(Extracted records)
——————

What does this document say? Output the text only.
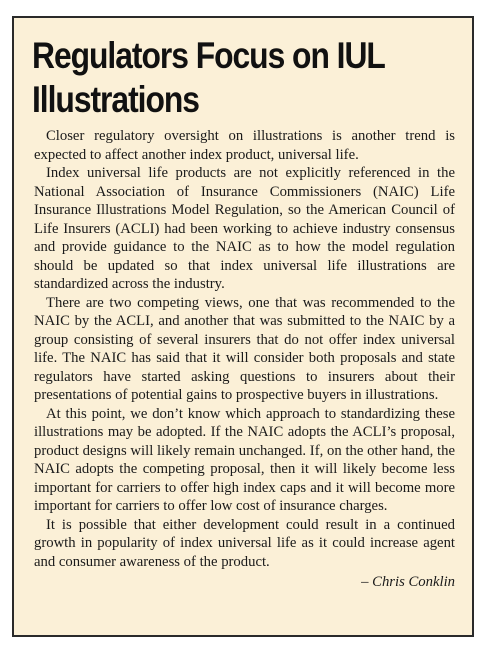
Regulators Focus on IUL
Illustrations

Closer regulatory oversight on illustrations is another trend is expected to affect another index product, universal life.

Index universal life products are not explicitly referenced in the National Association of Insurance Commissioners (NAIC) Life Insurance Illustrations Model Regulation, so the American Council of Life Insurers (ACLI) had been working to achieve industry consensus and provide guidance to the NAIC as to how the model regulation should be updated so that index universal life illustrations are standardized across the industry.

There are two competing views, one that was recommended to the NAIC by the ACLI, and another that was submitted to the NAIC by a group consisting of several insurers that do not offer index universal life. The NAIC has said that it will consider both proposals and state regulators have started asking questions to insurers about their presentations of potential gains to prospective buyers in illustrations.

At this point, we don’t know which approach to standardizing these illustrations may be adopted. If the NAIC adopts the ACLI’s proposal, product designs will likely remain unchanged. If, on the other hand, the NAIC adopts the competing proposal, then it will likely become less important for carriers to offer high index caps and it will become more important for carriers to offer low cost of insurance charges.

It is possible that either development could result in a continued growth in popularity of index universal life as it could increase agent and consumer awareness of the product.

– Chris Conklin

——————

◆ Given task
Each line in the records above should be reproduced exactly; images are not copied.

◆ Answer to this task
What does this document say? Output the text only.
Regulators Focus on IUL
Illustrations

Closer regulatory oversight on illustrations is another trend is expected to affect another index product, universal life.

Index universal life products are not explicitly referenced in the National Association of Insurance Commissioners (NAIC) Life Insurance Illustrations Model Regulation, so the American Council of Life Insurers (ACLI) had been working to achieve industry consensus and provide guidance to the NAIC as to how the model regulation should be updated so that index universal life illustrations are standardized across the industry.

There are two competing views, one that was recommended to the NAIC by the ACLI, and another that was submitted to the NAIC by a group consisting of several insurers that do not offer index universal life. The NAIC has said that it will consider both proposals and state regulators have started asking questions to insurers about their presentations of potential gains to prospective buyers in illustrations.

At this point, we don’t know which approach to standardizing these illustrations may be adopted. If the NAIC adopts the ACLI’s proposal, product designs will likely remain unchanged. If, on the other hand, the NAIC adopts the competing proposal, then it will likely become less important for carriers to offer high index caps and it will become more important for carriers to offer low cost of insurance charges.

It is possible that either development could result in a continued growth in popularity of index universal life as it could increase agent and consumer awareness of the product.

– Chris Conklin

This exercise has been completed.